- [THE DATA]

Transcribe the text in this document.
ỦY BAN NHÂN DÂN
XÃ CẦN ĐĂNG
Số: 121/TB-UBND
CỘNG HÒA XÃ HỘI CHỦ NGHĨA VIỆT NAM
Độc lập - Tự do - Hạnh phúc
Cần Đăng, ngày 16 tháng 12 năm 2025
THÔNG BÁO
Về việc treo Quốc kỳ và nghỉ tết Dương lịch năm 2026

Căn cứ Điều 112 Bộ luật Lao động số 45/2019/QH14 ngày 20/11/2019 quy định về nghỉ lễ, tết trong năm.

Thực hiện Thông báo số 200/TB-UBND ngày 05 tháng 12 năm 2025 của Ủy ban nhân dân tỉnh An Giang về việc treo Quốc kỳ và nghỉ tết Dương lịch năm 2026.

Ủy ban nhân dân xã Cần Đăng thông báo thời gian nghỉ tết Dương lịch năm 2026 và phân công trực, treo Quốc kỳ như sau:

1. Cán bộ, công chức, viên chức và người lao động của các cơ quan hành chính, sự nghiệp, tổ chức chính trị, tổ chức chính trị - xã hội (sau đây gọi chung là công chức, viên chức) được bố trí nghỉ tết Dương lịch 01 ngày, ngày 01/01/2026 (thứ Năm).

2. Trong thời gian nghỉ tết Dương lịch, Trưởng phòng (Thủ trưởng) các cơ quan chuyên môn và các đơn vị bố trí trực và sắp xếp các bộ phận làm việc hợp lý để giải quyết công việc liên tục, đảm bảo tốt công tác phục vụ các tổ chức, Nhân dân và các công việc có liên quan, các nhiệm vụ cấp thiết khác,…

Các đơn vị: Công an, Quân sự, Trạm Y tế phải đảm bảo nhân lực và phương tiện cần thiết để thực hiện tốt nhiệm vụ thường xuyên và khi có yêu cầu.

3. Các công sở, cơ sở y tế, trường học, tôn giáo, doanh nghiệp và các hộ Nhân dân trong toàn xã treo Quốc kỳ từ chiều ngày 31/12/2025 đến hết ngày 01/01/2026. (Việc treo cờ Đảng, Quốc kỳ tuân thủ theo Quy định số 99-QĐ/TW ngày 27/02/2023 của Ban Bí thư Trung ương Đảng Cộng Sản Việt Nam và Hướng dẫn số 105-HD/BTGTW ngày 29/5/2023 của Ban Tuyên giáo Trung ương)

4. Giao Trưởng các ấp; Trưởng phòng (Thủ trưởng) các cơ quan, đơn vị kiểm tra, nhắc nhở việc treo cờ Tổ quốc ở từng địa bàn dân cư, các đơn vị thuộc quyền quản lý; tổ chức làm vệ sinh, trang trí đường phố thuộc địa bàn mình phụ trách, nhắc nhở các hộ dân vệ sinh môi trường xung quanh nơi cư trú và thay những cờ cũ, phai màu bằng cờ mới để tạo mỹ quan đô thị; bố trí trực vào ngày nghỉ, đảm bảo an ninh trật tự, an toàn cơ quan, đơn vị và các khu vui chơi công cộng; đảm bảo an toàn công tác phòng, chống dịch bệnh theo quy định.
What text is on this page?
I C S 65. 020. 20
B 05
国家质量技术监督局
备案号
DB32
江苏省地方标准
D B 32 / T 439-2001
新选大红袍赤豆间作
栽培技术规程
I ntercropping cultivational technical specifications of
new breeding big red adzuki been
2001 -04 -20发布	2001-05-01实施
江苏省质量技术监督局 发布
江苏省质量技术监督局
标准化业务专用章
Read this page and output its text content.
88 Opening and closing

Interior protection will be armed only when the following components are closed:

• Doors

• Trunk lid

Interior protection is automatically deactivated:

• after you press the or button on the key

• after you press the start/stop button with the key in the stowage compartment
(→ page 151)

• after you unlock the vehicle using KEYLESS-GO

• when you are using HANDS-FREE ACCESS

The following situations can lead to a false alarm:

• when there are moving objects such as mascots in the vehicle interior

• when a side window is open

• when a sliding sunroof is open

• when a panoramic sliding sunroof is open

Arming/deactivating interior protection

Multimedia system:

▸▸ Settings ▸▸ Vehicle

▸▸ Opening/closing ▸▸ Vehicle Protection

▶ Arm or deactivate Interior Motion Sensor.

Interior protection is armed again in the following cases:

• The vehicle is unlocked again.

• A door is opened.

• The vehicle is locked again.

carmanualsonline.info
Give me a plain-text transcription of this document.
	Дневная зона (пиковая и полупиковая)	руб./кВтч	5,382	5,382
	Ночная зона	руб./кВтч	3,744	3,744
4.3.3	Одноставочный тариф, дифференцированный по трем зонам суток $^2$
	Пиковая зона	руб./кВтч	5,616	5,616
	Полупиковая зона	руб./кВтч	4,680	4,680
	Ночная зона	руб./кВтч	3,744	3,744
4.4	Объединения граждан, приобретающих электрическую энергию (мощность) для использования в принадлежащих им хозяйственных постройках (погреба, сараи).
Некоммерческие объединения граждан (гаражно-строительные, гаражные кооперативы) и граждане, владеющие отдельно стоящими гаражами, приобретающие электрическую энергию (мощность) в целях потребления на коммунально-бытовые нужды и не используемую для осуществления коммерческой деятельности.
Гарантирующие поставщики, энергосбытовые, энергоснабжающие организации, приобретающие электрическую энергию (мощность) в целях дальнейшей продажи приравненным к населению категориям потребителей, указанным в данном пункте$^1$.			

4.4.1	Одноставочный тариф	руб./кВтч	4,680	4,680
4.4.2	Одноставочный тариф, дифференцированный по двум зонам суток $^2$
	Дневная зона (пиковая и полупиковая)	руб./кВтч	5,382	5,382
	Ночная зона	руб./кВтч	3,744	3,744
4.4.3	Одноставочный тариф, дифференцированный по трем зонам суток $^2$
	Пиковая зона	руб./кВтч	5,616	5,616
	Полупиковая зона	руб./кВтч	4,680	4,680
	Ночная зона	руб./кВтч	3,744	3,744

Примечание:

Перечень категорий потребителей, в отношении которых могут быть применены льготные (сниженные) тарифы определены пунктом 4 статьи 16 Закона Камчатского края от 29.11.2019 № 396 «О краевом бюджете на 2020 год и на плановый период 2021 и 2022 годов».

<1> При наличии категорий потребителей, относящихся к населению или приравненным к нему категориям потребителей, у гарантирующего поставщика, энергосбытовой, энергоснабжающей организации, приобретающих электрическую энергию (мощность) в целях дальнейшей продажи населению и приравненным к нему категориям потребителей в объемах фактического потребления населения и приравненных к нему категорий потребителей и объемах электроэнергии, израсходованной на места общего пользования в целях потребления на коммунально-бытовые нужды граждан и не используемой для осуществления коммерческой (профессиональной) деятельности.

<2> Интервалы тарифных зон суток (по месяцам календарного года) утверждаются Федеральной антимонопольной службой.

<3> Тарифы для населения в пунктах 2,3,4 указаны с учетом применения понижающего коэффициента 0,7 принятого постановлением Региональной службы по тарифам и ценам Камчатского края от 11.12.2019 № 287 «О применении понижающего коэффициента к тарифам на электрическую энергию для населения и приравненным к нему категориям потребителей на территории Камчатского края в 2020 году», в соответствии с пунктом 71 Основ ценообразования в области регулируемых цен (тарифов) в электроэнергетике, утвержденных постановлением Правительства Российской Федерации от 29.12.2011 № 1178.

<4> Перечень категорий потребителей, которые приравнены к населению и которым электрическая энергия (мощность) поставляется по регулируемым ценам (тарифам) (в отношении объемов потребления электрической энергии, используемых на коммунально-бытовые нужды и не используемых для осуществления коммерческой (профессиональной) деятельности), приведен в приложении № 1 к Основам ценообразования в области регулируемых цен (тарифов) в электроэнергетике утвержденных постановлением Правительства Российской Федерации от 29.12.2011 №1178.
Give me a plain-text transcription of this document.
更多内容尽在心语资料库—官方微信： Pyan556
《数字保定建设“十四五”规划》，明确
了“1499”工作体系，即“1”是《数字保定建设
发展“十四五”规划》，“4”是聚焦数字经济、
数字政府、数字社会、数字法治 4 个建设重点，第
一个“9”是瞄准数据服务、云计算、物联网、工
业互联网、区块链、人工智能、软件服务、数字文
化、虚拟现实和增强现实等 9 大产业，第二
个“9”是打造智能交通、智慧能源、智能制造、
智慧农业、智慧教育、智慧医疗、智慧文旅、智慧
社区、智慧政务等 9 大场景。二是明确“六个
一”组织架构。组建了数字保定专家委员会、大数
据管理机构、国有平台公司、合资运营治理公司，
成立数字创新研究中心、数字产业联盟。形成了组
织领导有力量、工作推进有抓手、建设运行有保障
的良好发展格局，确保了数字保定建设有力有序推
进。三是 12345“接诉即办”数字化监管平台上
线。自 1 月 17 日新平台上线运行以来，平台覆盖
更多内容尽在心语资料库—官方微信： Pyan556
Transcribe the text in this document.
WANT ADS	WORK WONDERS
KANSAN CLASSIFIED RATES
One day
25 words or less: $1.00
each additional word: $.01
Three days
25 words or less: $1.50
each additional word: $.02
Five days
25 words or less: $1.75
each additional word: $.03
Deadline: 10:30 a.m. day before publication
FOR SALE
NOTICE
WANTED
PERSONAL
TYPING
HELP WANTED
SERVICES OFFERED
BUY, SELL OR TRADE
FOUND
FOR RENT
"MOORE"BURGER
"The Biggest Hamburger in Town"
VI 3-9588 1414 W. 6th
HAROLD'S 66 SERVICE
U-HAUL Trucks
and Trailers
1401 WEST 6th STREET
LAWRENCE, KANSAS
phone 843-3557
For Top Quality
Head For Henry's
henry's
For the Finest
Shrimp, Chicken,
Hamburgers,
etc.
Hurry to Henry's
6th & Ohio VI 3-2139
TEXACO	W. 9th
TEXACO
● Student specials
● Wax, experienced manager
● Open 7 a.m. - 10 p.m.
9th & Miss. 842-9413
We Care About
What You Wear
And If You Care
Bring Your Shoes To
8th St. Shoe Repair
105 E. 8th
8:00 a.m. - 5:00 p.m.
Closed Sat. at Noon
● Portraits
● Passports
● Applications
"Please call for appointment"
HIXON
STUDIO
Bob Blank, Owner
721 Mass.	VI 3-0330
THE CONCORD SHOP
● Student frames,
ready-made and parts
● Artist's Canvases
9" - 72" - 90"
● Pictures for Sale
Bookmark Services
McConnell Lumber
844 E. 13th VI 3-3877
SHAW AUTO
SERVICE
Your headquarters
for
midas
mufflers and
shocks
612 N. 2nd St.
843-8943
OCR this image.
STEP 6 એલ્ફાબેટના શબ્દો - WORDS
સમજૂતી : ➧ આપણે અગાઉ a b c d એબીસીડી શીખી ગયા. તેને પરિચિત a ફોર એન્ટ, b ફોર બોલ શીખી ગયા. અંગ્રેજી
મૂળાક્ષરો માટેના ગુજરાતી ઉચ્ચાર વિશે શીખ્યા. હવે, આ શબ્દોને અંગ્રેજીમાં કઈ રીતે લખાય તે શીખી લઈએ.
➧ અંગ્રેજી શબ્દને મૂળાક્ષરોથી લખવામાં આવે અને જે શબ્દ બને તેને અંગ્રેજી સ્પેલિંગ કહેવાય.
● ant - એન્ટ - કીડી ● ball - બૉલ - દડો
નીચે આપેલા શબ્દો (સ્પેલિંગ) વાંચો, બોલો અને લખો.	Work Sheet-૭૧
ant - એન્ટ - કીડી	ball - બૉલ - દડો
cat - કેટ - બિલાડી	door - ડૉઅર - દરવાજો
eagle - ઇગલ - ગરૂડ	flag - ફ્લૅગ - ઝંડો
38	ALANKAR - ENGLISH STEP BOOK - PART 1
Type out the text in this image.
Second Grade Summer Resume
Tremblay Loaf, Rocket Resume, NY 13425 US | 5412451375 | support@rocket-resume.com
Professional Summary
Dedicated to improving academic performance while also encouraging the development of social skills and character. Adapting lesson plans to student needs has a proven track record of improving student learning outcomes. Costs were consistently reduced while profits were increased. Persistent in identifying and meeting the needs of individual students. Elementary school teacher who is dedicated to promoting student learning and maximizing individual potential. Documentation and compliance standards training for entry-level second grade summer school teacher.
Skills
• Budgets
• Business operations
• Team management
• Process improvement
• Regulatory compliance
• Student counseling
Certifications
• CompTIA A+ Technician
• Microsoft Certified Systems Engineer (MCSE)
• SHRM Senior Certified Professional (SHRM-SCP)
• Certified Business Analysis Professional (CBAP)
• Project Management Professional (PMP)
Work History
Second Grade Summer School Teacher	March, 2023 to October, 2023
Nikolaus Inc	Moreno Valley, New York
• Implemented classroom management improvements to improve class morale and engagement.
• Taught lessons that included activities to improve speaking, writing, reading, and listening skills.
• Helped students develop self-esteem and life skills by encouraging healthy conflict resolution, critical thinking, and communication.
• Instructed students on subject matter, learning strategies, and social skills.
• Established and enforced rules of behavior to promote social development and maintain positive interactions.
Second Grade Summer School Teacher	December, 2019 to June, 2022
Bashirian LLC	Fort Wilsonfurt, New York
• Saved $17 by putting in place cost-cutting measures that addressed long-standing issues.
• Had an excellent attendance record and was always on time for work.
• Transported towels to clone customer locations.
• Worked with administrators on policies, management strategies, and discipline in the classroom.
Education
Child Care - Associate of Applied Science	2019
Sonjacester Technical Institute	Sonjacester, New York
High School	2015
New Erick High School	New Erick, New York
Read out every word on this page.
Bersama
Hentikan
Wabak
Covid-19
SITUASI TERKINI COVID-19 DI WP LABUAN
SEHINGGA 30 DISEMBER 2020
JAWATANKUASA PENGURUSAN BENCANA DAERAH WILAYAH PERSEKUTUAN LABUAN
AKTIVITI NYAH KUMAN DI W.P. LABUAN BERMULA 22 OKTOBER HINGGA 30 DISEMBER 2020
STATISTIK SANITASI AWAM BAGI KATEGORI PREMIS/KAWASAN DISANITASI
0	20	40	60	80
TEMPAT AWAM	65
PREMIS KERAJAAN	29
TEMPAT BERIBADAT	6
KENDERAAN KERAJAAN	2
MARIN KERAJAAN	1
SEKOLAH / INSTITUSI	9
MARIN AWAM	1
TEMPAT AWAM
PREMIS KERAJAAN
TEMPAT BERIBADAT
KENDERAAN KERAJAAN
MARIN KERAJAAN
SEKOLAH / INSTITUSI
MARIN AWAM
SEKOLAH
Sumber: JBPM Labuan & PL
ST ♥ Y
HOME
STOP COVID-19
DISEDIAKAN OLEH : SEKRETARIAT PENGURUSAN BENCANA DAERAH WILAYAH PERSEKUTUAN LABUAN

- [SHORT TASK] Your answer should be a single number: the count of lines in these records that hold the string "Professional".

- [WORKED ANSWER] 4